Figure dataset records
* START *

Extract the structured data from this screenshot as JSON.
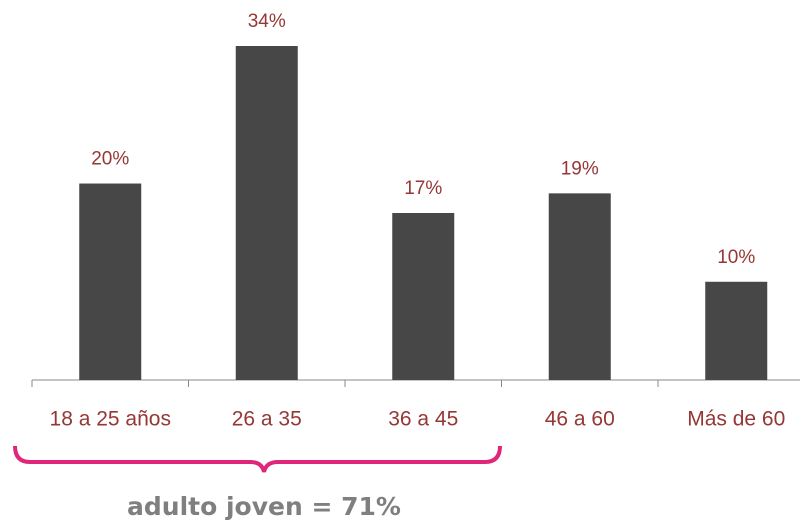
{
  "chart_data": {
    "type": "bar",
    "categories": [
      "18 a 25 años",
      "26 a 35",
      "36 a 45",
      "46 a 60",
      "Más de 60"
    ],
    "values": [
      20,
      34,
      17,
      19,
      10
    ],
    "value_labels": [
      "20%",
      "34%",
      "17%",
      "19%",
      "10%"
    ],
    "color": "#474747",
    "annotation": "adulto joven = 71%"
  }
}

* END *
* START *

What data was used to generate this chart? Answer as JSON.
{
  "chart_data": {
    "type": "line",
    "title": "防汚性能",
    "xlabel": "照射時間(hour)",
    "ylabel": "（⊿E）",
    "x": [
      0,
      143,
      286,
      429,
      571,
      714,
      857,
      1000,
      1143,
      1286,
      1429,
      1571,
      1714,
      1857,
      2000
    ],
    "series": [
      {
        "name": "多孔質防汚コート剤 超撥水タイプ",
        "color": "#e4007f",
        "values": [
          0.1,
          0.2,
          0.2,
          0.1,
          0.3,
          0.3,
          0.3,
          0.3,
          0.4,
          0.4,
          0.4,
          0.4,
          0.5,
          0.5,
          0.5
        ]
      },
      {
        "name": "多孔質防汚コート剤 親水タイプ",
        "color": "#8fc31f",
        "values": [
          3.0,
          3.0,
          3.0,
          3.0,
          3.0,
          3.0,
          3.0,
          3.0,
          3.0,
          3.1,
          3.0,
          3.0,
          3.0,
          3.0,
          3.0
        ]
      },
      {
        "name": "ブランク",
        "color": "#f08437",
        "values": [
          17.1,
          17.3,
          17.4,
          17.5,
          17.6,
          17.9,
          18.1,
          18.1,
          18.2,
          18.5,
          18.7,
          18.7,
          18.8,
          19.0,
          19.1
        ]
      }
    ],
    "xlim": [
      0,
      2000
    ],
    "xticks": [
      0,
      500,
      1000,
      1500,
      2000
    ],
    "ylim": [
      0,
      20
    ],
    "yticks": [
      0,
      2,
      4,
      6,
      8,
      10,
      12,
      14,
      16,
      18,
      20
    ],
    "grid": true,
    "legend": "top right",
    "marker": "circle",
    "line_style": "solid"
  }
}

* END *

Gather each line of the records holding the string "this".

Result
Extract the structured data from this screenshot as JSON.
What data was used to generate this chart? Answer as JSON.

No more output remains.